▶ Challenge:
Your copy of the material must match it exactly, except that pictures are dropped.

▶ Part of a data file:
— start —

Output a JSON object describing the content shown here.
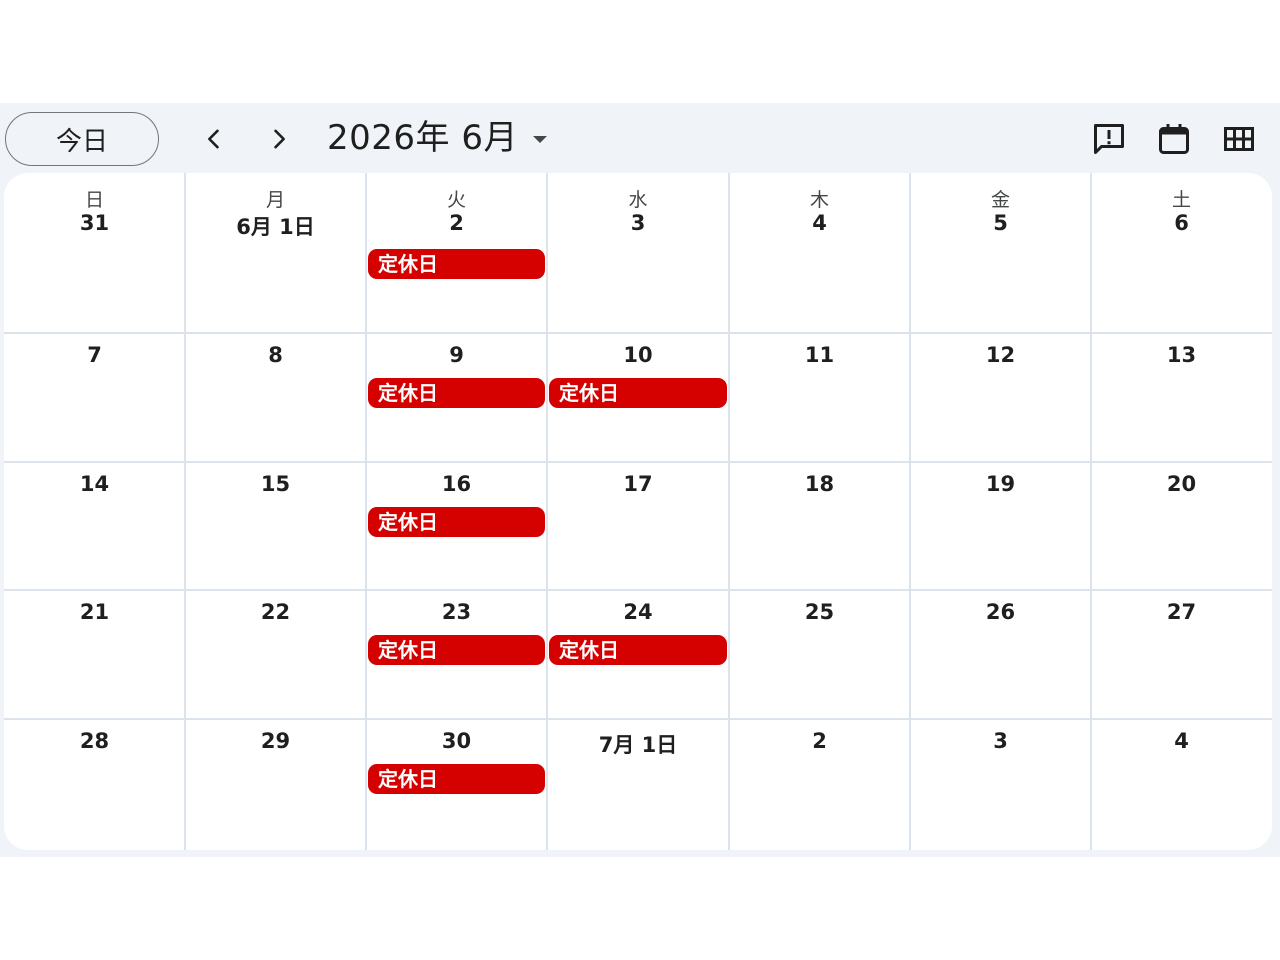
{
  "toolbar": {
    "today_label": "今日",
    "month_title": "2026年 6月",
    "prev_icon": "chevron-left-icon",
    "next_icon": "chevron-right-icon",
    "dropdown_icon": "caret-down-icon",
    "feedback_icon": "feedback-icon",
    "calendar_icon": "calendar-icon",
    "grid_icon": "grid-view-icon"
  },
  "calendar": {
    "weekdays": [
      "日",
      "月",
      "火",
      "水",
      "木",
      "金",
      "土"
    ],
    "weeks": [
      [
        {
          "date": "31"
        },
        {
          "date": "6月 1日"
        },
        {
          "date": "2",
          "event": "定休日"
        },
        {
          "date": "3"
        },
        {
          "date": "4"
        },
        {
          "date": "5"
        },
        {
          "date": "6"
        }
      ],
      [
        {
          "date": "7"
        },
        {
          "date": "8"
        },
        {
          "date": "9",
          "event": "定休日"
        },
        {
          "date": "10",
          "event": "定休日"
        },
        {
          "date": "11"
        },
        {
          "date": "12"
        },
        {
          "date": "13"
        }
      ],
      [
        {
          "date": "14"
        },
        {
          "date": "15"
        },
        {
          "date": "16",
          "event": "定休日"
        },
        {
          "date": "17"
        },
        {
          "date": "18"
        },
        {
          "date": "19"
        },
        {
          "date": "20"
        }
      ],
      [
        {
          "date": "21"
        },
        {
          "date": "22"
        },
        {
          "date": "23",
          "event": "定休日"
        },
        {
          "date": "24",
          "event": "定休日"
        },
        {
          "date": "25"
        },
        {
          "date": "26"
        },
        {
          "date": "27"
        }
      ],
      [
        {
          "date": "28"
        },
        {
          "date": "29"
        },
        {
          "date": "30",
          "event": "定休日"
        },
        {
          "date": "7月 1日"
        },
        {
          "date": "2"
        },
        {
          "date": "3"
        },
        {
          "date": "4"
        }
      ]
    ],
    "event_color": "#d50000"
  }
}
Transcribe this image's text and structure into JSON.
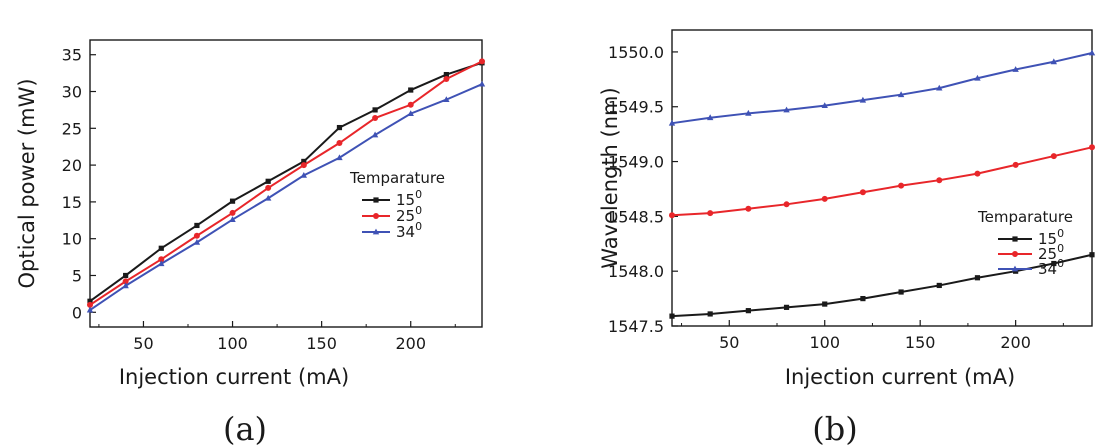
{
  "chart_data": [
    {
      "type": "line",
      "panel_label": "(a)",
      "xlabel": "Injection current (mA)",
      "ylabel": "Optical power (mW)",
      "xlim": [
        20,
        240
      ],
      "ylim": [
        -2,
        37
      ],
      "xticks": [
        50,
        100,
        150,
        200
      ],
      "xtick_labels": [
        "50",
        "100",
        "150",
        "200"
      ],
      "yticks": [
        0,
        5,
        10,
        15,
        20,
        25,
        30,
        35
      ],
      "ytick_labels": [
        "0",
        "5",
        "10",
        "15",
        "20",
        "25",
        "30",
        "35"
      ],
      "grid": false,
      "legend": {
        "title": "Temparature",
        "position": "right",
        "entries": [
          {
            "base": "15",
            "sup": "0"
          },
          {
            "base": "25",
            "sup": "0"
          },
          {
            "base": "34",
            "sup": "0"
          }
        ]
      },
      "x": [
        20,
        40,
        60,
        80,
        100,
        120,
        140,
        160,
        180,
        200,
        220,
        240
      ],
      "series": [
        {
          "color": "#1a1a1a",
          "marker": "square",
          "values": [
            1.5,
            5.0,
            8.7,
            11.8,
            15.1,
            17.8,
            20.5,
            25.1,
            27.5,
            30.2,
            32.3,
            33.9
          ]
        },
        {
          "color": "#e8262a",
          "marker": "circle",
          "values": [
            1.0,
            4.2,
            7.2,
            10.4,
            13.5,
            16.9,
            20.0,
            23.0,
            26.4,
            28.2,
            31.7,
            34.1
          ]
        },
        {
          "color": "#3f52b5",
          "marker": "triangle",
          "values": [
            0.3,
            3.6,
            6.6,
            9.5,
            12.6,
            15.5,
            18.6,
            21.0,
            24.1,
            27.0,
            28.9,
            31.0
          ]
        }
      ]
    },
    {
      "type": "line",
      "panel_label": "(b)",
      "xlabel": "Injection current (mA)",
      "ylabel": "Wavelength (nm)",
      "xlim": [
        20,
        240
      ],
      "ylim": [
        1547.5,
        1550.2
      ],
      "xticks": [
        50,
        100,
        150,
        200
      ],
      "xtick_labels": [
        "50",
        "100",
        "150",
        "200"
      ],
      "yticks": [
        1547.5,
        1548.0,
        1548.5,
        1549.0,
        1549.5,
        1550.0
      ],
      "ytick_labels": [
        "1547.5",
        "1548.0",
        "1548.5",
        "1549.0",
        "1549.5",
        "1550.0"
      ],
      "grid": false,
      "legend": {
        "title": "Temparature",
        "position": "right",
        "entries": [
          {
            "base": "15",
            "sup": "0"
          },
          {
            "base": "25",
            "sup": "0"
          },
          {
            "base": "34",
            "sup": "0"
          }
        ]
      },
      "x": [
        20,
        40,
        60,
        80,
        100,
        120,
        140,
        160,
        180,
        200,
        220,
        240
      ],
      "series": [
        {
          "color": "#1a1a1a",
          "marker": "square",
          "values": [
            1547.59,
            1547.61,
            1547.64,
            1547.67,
            1547.7,
            1547.75,
            1547.81,
            1547.87,
            1547.94,
            1548.0,
            1548.07,
            1548.15
          ]
        },
        {
          "color": "#e8262a",
          "marker": "circle",
          "values": [
            1548.51,
            1548.53,
            1548.57,
            1548.61,
            1548.66,
            1548.72,
            1548.78,
            1548.83,
            1548.89,
            1548.97,
            1549.05,
            1549.13
          ]
        },
        {
          "color": "#3f52b5",
          "marker": "triangle",
          "values": [
            1549.35,
            1549.4,
            1549.44,
            1549.47,
            1549.51,
            1549.56,
            1549.61,
            1549.67,
            1549.76,
            1549.84,
            1549.91,
            1549.99
          ]
        }
      ]
    }
  ]
}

— end —

▶ Final result:
Output a JSON object describing the content shown here.
{
  "toolbar": {
    "today_label": "今日",
    "month_title": "2026年 6月",
    "prev_icon": "chevron-left-icon",
    "next_icon": "chevron-right-icon",
    "dropdown_icon": "caret-down-icon",
    "feedback_icon": "feedback-icon",
    "calendar_icon": "calendar-icon",
    "grid_icon": "grid-view-icon"
  },
  "calendar": {
    "weekdays": [
      "日",
      "月",
      "火",
      "水",
      "木",
      "金",
      "土"
    ],
    "weeks": [
      [
        {
          "date": "31"
        },
        {
          "date": "6月 1日"
        },
        {
          "date": "2",
          "event": "定休日"
        },
        {
          "date": "3"
        },
        {
          "date": "4"
        },
        {
          "date": "5"
        },
        {
          "date": "6"
        }
      ],
      [
        {
          "date": "7"
        },
        {
          "date": "8"
        },
        {
          "date": "9",
          "event": "定休日"
        },
        {
          "date": "10",
          "event": "定休日"
        },
        {
          "date": "11"
        },
        {
          "date": "12"
        },
        {
          "date": "13"
        }
      ],
      [
        {
          "date": "14"
        },
        {
          "date": "15"
        },
        {
          "date": "16",
          "event": "定休日"
        },
        {
          "date": "17"
        },
        {
          "date": "18"
        },
        {
          "date": "19"
        },
        {
          "date": "20"
        }
      ],
      [
        {
          "date": "21"
        },
        {
          "date": "22"
        },
        {
          "date": "23",
          "event": "定休日"
        },
        {
          "date": "24",
          "event": "定休日"
        },
        {
          "date": "25"
        },
        {
          "date": "26"
        },
        {
          "date": "27"
        }
      ],
      [
        {
          "date": "28"
        },
        {
          "date": "29"
        },
        {
          "date": "30",
          "event": "定休日"
        },
        {
          "date": "7月 1日"
        },
        {
          "date": "2"
        },
        {
          "date": "3"
        },
        {
          "date": "4"
        }
      ]
    ],
    "event_color": "#d50000"
  }
}
Transcribe this image's text and structure into JSON.
{
  "chart_data": [
    {
      "type": "line",
      "panel_label": "(a)",
      "xlabel": "Injection current (mA)",
      "ylabel": "Optical power (mW)",
      "xlim": [
        20,
        240
      ],
      "ylim": [
        -2,
        37
      ],
      "xticks": [
        50,
        100,
        150,
        200
      ],
      "xtick_labels": [
        "50",
        "100",
        "150",
        "200"
      ],
      "yticks": [
        0,
        5,
        10,
        15,
        20,
        25,
        30,
        35
      ],
      "ytick_labels": [
        "0",
        "5",
        "10",
        "15",
        "20",
        "25",
        "30",
        "35"
      ],
      "grid": false,
      "legend": {
        "title": "Temparature",
        "position": "right",
        "entries": [
          {
            "base": "15",
            "sup": "0"
          },
          {
            "base": "25",
            "sup": "0"
          },
          {
            "base": "34",
            "sup": "0"
          }
        ]
      },
      "x": [
        20,
        40,
        60,
        80,
        100,
        120,
        140,
        160,
        180,
        200,
        220,
        240
      ],
      "series": [
        {
          "color": "#1a1a1a",
          "marker": "square",
          "values": [
            1.5,
            5.0,
            8.7,
            11.8,
            15.1,
            17.8,
            20.5,
            25.1,
            27.5,
            30.2,
            32.3,
            33.9
          ]
        },
        {
          "color": "#e8262a",
          "marker": "circle",
          "values": [
            1.0,
            4.2,
            7.2,
            10.4,
            13.5,
            16.9,
            20.0,
            23.0,
            26.4,
            28.2,
            31.7,
            34.1
          ]
        },
        {
          "color": "#3f52b5",
          "marker": "triangle",
          "values": [
            0.3,
            3.6,
            6.6,
            9.5,
            12.6,
            15.5,
            18.6,
            21.0,
            24.1,
            27.0,
            28.9,
            31.0
          ]
        }
      ]
    },
    {
      "type": "line",
      "panel_label": "(b)",
      "xlabel": "Injection current (mA)",
      "ylabel": "Wavelength (nm)",
      "xlim": [
        20,
        240
      ],
      "ylim": [
        1547.5,
        1550.2
      ],
      "xticks": [
        50,
        100,
        150,
        200
      ],
      "xtick_labels": [
        "50",
        "100",
        "150",
        "200"
      ],
      "yticks": [
        1547.5,
        1548.0,
        1548.5,
        1549.0,
        1549.5,
        1550.0
      ],
      "ytick_labels": [
        "1547.5",
        "1548.0",
        "1548.5",
        "1549.0",
        "1549.5",
        "1550.0"
      ],
      "grid": false,
      "legend": {
        "title": "Temparature",
        "position": "right",
        "entries": [
          {
            "base": "15",
            "sup": "0"
          },
          {
            "base": "25",
            "sup": "0"
          },
          {
            "base": "34",
            "sup": "0"
          }
        ]
      },
      "x": [
        20,
        40,
        60,
        80,
        100,
        120,
        140,
        160,
        180,
        200,
        220,
        240
      ],
      "series": [
        {
          "color": "#1a1a1a",
          "marker": "square",
          "values": [
            1547.59,
            1547.61,
            1547.64,
            1547.67,
            1547.7,
            1547.75,
            1547.81,
            1547.87,
            1547.94,
            1548.0,
            1548.07,
            1548.15
          ]
        },
        {
          "color": "#e8262a",
          "marker": "circle",
          "values": [
            1548.51,
            1548.53,
            1548.57,
            1548.61,
            1548.66,
            1548.72,
            1548.78,
            1548.83,
            1548.89,
            1548.97,
            1549.05,
            1549.13
          ]
        },
        {
          "color": "#3f52b5",
          "marker": "triangle",
          "values": [
            1549.35,
            1549.4,
            1549.44,
            1549.47,
            1549.51,
            1549.56,
            1549.61,
            1549.67,
            1549.76,
            1549.84,
            1549.91,
            1549.99
          ]
        }
      ]
    }
  ]
}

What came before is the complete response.